**Exercise data**
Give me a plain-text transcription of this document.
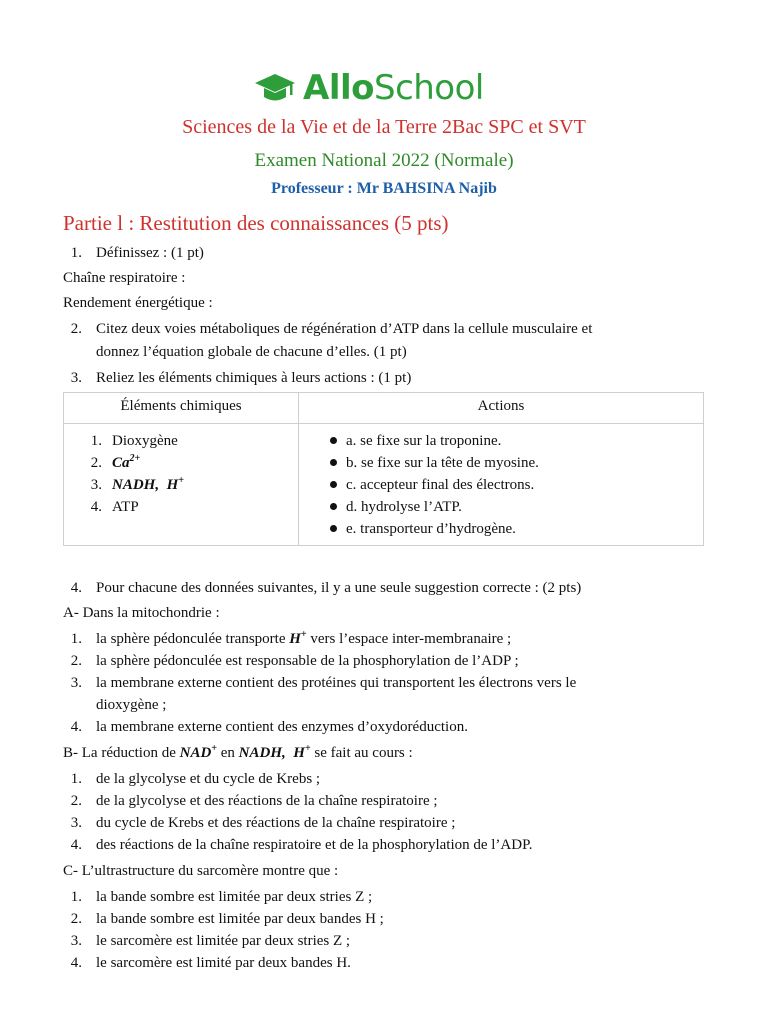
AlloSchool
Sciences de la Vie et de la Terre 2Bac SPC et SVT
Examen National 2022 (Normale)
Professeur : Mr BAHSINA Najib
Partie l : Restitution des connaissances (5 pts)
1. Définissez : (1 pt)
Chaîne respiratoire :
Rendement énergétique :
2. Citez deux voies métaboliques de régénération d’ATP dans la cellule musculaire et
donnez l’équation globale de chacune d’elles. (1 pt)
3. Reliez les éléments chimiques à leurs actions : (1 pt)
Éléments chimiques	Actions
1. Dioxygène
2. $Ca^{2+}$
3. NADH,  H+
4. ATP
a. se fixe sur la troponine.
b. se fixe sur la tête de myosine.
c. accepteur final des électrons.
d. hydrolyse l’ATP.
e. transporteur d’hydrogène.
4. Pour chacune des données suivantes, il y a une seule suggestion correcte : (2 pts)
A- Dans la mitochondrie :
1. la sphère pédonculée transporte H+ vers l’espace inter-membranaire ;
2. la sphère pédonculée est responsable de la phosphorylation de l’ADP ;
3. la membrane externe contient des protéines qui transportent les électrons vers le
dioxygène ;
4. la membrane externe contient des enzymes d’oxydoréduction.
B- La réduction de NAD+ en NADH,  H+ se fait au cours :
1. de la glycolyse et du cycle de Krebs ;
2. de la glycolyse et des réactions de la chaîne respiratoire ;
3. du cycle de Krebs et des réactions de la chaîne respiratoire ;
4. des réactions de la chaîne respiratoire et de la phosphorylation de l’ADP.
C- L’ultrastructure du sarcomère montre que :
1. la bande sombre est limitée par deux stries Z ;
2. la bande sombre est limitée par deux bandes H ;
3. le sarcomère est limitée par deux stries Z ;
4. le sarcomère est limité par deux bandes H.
---
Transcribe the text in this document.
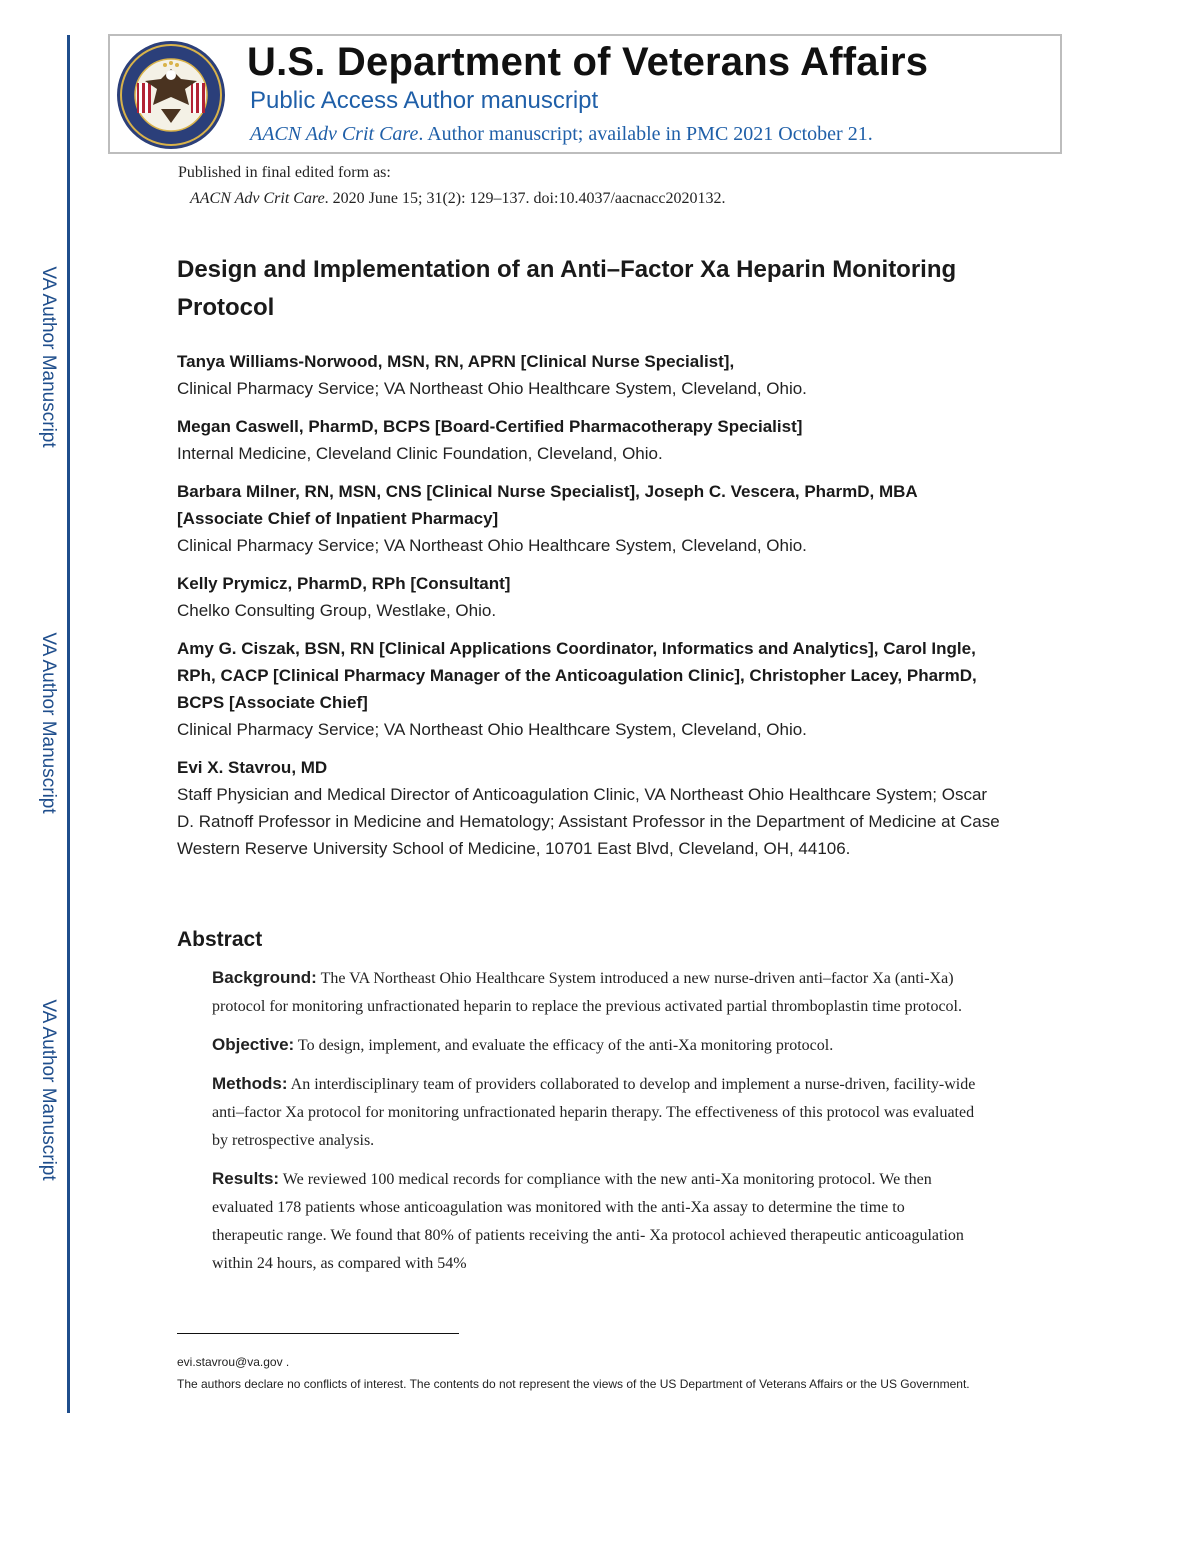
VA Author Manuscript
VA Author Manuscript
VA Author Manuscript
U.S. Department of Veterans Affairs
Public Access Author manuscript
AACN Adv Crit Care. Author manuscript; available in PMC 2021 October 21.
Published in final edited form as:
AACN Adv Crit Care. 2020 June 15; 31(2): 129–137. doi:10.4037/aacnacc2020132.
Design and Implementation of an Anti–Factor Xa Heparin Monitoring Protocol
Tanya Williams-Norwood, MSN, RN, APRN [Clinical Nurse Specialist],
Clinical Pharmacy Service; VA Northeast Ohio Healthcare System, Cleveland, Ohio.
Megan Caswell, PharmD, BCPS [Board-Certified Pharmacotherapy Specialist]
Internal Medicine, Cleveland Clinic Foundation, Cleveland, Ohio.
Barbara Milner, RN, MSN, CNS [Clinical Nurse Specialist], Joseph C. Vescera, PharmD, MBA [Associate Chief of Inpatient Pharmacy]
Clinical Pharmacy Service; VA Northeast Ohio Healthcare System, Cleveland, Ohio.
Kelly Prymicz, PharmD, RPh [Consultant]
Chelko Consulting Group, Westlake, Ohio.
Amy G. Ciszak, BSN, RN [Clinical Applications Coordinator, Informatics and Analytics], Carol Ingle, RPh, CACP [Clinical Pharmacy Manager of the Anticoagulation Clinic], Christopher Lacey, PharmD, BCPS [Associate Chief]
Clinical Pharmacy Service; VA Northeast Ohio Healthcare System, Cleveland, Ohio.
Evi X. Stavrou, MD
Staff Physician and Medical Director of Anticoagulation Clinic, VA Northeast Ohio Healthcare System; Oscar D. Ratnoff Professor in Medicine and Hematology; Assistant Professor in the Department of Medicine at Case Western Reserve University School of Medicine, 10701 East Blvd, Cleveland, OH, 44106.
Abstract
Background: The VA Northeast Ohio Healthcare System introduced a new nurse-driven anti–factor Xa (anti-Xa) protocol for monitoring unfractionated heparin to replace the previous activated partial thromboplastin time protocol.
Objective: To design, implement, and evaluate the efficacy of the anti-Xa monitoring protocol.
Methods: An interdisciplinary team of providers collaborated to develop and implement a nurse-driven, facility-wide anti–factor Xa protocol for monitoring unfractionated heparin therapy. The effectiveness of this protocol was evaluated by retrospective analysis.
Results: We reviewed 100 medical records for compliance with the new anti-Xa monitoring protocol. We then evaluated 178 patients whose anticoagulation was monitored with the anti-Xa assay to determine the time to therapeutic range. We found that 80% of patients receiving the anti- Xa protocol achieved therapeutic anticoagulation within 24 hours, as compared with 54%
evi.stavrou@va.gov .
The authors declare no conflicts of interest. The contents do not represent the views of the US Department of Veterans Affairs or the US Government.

**Task instructions**
Copy each line in the entries above where "AACN" turns up.

**Result**
AACN Adv Crit Care. Author manuscript; available in PMC 2021 October 21.
AACN Adv Crit Care. 2020 June 15; 31(2): 129–137. doi:10.4037/aacnacc2020132.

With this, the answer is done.